▶ Short task
Identify the lines that include the word "видачі", then copy all of them.

▶ Listed records
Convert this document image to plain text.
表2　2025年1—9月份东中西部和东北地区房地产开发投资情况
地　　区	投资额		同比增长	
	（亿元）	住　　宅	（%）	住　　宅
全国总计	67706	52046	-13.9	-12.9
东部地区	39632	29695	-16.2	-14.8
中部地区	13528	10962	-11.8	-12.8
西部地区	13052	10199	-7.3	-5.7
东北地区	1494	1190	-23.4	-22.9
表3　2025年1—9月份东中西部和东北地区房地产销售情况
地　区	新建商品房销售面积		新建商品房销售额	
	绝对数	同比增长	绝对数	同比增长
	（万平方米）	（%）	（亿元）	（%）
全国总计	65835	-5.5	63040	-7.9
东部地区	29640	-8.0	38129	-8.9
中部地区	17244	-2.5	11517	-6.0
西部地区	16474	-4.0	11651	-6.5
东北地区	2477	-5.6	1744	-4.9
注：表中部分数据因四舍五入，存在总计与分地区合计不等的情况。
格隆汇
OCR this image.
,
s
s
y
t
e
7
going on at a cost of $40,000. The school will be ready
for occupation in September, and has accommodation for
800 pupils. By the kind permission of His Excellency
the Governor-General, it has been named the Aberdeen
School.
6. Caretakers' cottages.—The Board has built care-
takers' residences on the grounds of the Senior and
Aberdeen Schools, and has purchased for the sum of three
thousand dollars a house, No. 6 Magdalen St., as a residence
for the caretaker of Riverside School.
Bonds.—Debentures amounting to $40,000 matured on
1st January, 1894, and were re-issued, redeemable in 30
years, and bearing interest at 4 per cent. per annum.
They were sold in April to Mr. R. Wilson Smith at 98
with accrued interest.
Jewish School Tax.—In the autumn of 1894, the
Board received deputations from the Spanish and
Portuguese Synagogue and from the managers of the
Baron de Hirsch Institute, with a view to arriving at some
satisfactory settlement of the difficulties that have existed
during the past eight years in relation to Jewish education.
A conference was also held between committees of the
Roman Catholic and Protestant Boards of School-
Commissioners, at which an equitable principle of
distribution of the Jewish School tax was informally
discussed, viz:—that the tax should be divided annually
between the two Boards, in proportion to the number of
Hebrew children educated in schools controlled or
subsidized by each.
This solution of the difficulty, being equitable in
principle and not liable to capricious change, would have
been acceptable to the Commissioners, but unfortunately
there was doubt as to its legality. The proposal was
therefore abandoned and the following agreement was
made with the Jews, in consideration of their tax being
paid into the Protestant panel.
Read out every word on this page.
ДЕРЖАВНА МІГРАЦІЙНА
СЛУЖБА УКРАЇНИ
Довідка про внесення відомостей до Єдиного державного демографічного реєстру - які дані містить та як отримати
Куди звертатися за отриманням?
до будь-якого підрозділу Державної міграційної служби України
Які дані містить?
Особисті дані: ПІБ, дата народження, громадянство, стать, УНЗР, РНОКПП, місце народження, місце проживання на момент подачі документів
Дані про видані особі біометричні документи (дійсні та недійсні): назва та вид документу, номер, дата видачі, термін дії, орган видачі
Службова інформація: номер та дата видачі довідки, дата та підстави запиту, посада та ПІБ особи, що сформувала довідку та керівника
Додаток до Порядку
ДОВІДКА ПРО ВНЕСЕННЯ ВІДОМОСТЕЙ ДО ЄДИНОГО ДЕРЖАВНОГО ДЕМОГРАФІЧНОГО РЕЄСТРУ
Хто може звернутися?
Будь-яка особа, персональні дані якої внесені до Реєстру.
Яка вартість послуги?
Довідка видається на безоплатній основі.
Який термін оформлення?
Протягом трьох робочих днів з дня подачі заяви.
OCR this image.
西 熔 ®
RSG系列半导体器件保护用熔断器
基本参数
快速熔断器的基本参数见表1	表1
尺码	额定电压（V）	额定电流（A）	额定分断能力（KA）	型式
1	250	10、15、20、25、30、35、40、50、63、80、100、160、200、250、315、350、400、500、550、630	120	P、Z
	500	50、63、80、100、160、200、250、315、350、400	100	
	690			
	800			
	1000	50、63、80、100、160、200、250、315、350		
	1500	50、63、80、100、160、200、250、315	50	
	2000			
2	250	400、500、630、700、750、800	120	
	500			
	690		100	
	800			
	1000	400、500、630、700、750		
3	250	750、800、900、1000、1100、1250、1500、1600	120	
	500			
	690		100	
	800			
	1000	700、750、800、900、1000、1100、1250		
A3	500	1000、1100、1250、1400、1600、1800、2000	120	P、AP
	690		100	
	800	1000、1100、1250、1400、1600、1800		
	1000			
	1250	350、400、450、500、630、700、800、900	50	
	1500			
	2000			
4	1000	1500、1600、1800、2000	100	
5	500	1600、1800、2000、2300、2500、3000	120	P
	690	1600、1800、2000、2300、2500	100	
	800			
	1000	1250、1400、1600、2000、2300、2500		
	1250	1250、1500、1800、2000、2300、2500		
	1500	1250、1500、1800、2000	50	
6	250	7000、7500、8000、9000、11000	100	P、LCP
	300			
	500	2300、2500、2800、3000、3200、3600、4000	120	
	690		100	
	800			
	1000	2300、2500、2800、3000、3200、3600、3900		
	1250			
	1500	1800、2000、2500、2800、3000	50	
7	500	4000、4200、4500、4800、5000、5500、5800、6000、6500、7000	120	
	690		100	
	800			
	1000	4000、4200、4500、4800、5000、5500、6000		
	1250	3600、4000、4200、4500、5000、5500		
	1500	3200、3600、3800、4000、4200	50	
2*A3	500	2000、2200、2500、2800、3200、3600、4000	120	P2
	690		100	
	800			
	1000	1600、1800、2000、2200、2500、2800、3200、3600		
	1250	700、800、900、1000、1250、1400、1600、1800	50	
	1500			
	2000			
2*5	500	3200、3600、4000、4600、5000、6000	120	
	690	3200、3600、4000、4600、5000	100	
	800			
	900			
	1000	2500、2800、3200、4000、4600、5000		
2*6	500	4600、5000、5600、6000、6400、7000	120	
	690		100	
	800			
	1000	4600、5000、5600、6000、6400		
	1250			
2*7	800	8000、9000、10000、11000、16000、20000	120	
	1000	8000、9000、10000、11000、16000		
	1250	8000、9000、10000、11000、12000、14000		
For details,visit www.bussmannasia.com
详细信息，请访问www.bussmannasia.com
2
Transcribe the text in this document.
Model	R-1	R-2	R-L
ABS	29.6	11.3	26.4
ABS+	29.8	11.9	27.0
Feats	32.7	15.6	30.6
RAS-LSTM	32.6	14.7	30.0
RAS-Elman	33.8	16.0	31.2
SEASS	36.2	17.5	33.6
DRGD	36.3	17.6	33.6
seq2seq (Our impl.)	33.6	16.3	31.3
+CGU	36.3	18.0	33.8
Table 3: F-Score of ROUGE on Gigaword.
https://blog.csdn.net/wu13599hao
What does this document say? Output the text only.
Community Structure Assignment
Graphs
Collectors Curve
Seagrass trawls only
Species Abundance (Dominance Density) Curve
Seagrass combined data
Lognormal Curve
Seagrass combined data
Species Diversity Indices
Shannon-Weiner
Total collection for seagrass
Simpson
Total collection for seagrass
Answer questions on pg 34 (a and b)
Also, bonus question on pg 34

▶ Completed task
Дані про видані особі біометричні документи (дійсні та недійсні): назва та вид документу, номер, дата видачі, термін дії, орган видачі
Службова інформація: номер та дата видачі довідки, дата та підстави запиту, посада та ПІБ особи, що сформувала довідку та керівника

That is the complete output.